— Goal —
Pull out every line in the entries below that contains the string "elements". Treat the match as case-sensitive.

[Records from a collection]

╔══

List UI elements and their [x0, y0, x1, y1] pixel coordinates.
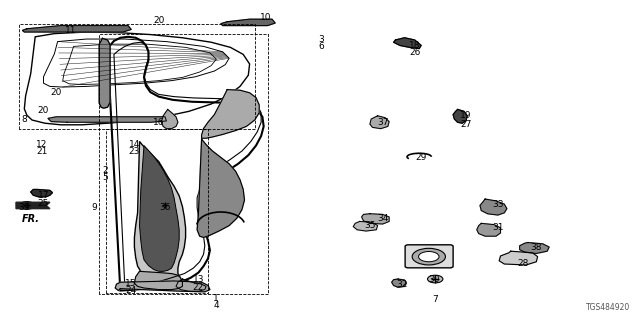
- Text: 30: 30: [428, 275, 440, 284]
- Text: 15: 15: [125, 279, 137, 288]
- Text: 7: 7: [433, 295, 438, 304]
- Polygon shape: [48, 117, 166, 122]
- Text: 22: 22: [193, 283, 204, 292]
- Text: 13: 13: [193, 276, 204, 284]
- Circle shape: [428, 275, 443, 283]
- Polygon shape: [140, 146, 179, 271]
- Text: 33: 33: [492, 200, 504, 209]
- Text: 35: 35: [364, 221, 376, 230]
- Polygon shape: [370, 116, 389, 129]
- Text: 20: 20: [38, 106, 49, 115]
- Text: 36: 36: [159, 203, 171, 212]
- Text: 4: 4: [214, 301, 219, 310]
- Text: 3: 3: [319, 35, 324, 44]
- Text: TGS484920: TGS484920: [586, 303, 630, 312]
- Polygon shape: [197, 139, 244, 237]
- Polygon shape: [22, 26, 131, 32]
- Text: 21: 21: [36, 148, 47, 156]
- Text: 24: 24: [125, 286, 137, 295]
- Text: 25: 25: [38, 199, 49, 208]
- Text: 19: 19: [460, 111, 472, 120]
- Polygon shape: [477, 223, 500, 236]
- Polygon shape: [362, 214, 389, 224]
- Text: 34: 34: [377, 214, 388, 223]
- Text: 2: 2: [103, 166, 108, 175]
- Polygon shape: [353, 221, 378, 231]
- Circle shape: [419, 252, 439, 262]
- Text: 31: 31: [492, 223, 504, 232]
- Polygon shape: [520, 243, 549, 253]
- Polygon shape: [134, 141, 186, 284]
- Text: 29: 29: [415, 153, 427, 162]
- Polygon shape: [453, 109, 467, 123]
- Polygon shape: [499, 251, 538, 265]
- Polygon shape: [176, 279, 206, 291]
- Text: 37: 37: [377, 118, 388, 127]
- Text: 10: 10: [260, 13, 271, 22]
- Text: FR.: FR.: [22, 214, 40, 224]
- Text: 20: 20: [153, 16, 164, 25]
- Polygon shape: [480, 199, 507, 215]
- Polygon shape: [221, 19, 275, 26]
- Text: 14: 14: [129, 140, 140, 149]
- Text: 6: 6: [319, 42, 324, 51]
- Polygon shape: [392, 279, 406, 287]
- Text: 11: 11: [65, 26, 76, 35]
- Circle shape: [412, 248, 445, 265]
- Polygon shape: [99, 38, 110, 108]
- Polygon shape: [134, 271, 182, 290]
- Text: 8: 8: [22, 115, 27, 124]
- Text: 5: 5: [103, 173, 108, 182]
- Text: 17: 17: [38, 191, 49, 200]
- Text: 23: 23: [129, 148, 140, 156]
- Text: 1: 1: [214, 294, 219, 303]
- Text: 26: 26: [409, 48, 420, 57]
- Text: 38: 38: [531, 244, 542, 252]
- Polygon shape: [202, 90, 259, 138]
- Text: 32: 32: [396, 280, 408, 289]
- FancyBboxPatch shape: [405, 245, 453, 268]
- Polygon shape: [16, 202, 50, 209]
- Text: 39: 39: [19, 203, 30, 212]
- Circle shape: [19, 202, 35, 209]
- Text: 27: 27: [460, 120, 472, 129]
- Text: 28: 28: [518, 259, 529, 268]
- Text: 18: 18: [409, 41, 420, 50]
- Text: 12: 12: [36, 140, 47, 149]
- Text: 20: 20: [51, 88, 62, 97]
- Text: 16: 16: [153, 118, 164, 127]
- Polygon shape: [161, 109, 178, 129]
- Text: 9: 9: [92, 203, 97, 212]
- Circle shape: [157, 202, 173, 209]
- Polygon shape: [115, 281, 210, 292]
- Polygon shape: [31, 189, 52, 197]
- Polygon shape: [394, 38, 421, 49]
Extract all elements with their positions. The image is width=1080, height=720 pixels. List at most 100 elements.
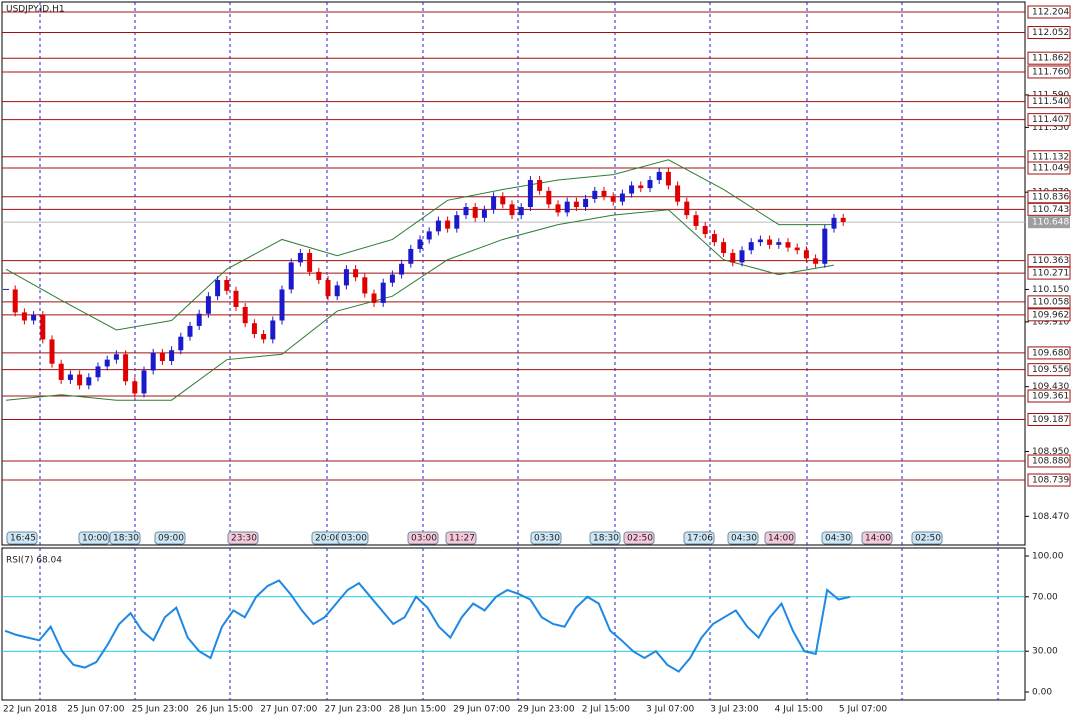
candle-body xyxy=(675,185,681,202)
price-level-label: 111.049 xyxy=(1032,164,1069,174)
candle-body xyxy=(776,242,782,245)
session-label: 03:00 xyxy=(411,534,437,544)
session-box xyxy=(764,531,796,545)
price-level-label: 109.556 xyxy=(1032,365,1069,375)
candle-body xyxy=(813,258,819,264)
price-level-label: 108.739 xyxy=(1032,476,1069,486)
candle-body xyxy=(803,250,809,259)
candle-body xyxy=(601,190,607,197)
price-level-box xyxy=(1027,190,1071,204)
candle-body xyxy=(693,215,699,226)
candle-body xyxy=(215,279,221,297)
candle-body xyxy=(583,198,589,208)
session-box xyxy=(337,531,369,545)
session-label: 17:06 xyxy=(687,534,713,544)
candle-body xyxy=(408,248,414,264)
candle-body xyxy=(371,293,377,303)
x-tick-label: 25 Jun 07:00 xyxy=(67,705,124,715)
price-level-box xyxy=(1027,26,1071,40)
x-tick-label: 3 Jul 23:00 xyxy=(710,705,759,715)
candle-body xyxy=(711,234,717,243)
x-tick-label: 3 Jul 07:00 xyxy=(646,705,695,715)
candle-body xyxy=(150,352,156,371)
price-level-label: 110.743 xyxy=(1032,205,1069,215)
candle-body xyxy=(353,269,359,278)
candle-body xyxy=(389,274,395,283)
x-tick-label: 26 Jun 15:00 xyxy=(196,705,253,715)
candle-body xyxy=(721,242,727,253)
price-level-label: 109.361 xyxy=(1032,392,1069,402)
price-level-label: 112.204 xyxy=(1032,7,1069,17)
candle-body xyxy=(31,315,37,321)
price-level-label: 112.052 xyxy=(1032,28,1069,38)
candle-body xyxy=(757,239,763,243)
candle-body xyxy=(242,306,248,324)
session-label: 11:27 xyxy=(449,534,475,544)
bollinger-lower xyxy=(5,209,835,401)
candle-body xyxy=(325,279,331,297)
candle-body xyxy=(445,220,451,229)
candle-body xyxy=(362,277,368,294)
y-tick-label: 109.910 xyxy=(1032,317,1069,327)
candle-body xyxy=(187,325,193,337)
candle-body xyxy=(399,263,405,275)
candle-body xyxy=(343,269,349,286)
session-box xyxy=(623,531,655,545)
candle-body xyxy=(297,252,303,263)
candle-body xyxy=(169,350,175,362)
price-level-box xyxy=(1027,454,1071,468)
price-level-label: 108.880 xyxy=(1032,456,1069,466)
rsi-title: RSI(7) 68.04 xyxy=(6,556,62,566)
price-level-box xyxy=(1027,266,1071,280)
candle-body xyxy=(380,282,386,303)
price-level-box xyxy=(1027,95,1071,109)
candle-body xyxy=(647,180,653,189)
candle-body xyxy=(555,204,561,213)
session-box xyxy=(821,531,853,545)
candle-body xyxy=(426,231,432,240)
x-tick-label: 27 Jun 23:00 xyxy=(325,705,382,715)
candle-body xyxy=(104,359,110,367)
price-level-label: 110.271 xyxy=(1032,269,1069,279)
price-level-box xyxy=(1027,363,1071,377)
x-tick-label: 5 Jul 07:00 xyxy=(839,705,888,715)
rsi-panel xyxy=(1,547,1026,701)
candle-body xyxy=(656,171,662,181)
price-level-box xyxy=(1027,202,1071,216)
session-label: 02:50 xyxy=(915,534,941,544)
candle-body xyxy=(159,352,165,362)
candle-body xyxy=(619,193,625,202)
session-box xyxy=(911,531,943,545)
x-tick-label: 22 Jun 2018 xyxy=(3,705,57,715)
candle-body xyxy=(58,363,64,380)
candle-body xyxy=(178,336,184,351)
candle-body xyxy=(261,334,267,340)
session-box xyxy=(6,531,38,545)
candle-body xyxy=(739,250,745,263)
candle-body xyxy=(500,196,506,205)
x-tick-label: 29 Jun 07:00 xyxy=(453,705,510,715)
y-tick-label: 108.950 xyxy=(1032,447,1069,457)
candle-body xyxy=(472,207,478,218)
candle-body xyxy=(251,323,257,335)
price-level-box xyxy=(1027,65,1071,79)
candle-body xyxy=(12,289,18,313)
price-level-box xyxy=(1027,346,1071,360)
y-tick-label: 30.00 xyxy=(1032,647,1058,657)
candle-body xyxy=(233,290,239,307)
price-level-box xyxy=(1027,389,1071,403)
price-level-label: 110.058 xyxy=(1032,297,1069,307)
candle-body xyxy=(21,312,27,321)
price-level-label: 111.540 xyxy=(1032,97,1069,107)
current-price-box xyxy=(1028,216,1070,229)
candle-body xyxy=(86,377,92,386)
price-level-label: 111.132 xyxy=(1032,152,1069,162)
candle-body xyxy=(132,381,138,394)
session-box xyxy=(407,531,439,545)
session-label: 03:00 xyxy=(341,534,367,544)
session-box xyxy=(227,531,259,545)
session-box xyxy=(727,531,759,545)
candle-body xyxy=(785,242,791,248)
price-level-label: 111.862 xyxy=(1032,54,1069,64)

╚══

— Result for this task —
List UI elements and their [x0, y0, x1, y1] pixel coordinates.
Extract all elements with their positions. The image is width=1080, height=720 pixels. List at most 100 elements.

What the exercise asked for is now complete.